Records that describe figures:
────────────────
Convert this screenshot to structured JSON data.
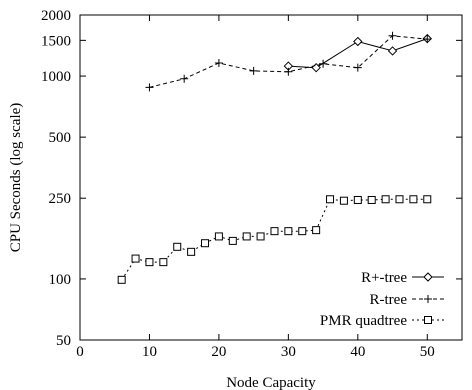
{
  "chart_data": {
    "type": "line",
    "xlabel": "Node Capacity",
    "ylabel": "CPU Seconds (log scale)",
    "xlim": [
      0,
      55
    ],
    "ylim": [
      50,
      2000
    ],
    "yscale": "log",
    "grid": false,
    "legend_position": "bottom-right",
    "x_ticks": [
      0,
      10,
      20,
      30,
      40,
      50
    ],
    "y_ticks": [
      50,
      100,
      250,
      500,
      1000,
      1500,
      2000
    ],
    "series": [
      {
        "name": "R+-tree",
        "marker": "diamond",
        "line_style": "solid",
        "x": [
          30,
          34,
          40,
          45,
          50
        ],
        "y": [
          1120,
          1100,
          1480,
          1330,
          1530
        ]
      },
      {
        "name": "R-tree",
        "marker": "plus",
        "line_style": "dashed",
        "x": [
          10,
          15,
          20,
          25,
          30,
          35,
          40,
          45,
          50
        ],
        "y": [
          880,
          970,
          1160,
          1060,
          1050,
          1150,
          1100,
          1580,
          1520
        ]
      },
      {
        "name": "PMR quadtree",
        "marker": "square",
        "line_style": "dotted",
        "x": [
          6,
          8,
          10,
          12,
          14,
          16,
          18,
          20,
          22,
          24,
          26,
          28,
          30,
          32,
          34,
          36,
          38,
          40,
          42,
          44,
          46,
          48,
          50
        ],
        "y": [
          99,
          126,
          121,
          121,
          144,
          136,
          150,
          162,
          154,
          162,
          162,
          172,
          172,
          172,
          174,
          247,
          243,
          245,
          245,
          247,
          247,
          247,
          247
        ]
      }
    ]
  }
}
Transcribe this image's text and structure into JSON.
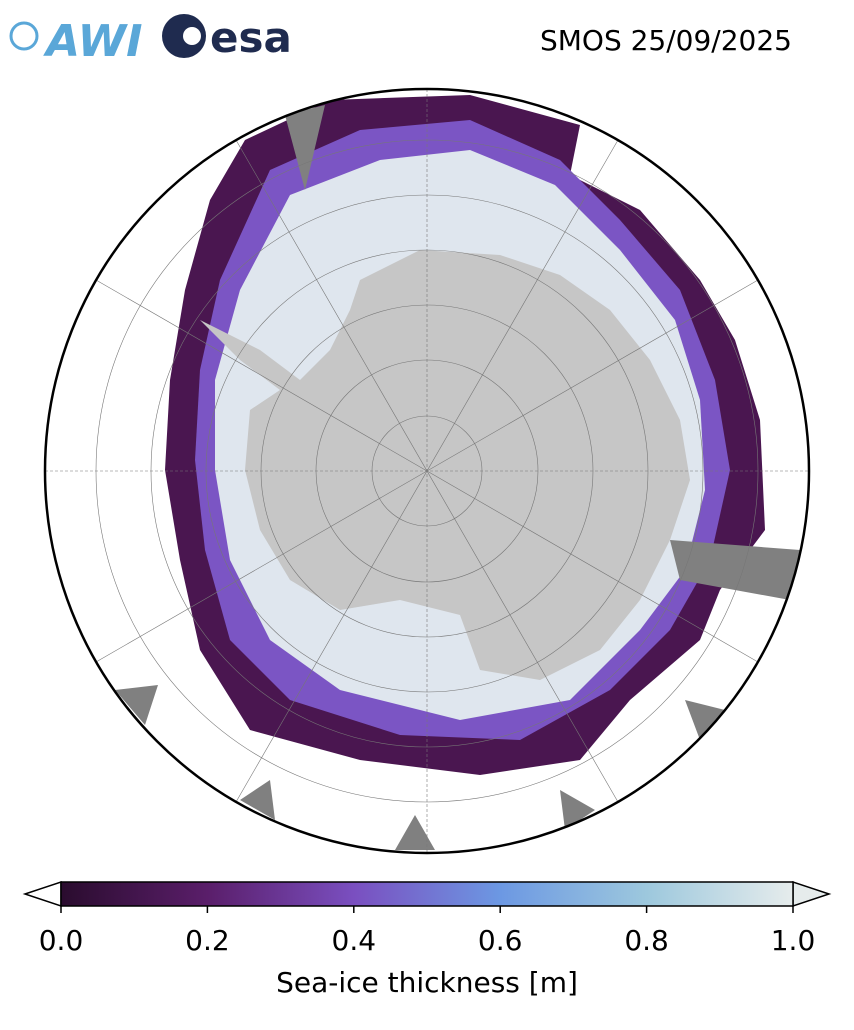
{
  "header": {
    "logos": [
      "AWI",
      "esa"
    ],
    "title": "SMOS 25/09/2025"
  },
  "colorbar": {
    "label": "Sea-ice thickness [m]",
    "lim": [
      0,
      1
    ],
    "ticks": [
      {
        "value": 0,
        "label": "0.0"
      },
      {
        "value": 0.2,
        "label": "0.2"
      },
      {
        "value": 0.4,
        "label": "0.4"
      },
      {
        "value": 0.6,
        "label": "0.6"
      },
      {
        "value": 0.8,
        "label": "0.8"
      },
      {
        "value": 1,
        "label": "1.0"
      }
    ]
  }
}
────────────────
▶ [What this task involves] From the listing, copy each line containing the word "value".

▶ [Answer in full]
        "value": 0,
        "value": 0.2,
        "value": 0.4,
        "value": 0.6,
        "value": 0.8,
        "value": 1,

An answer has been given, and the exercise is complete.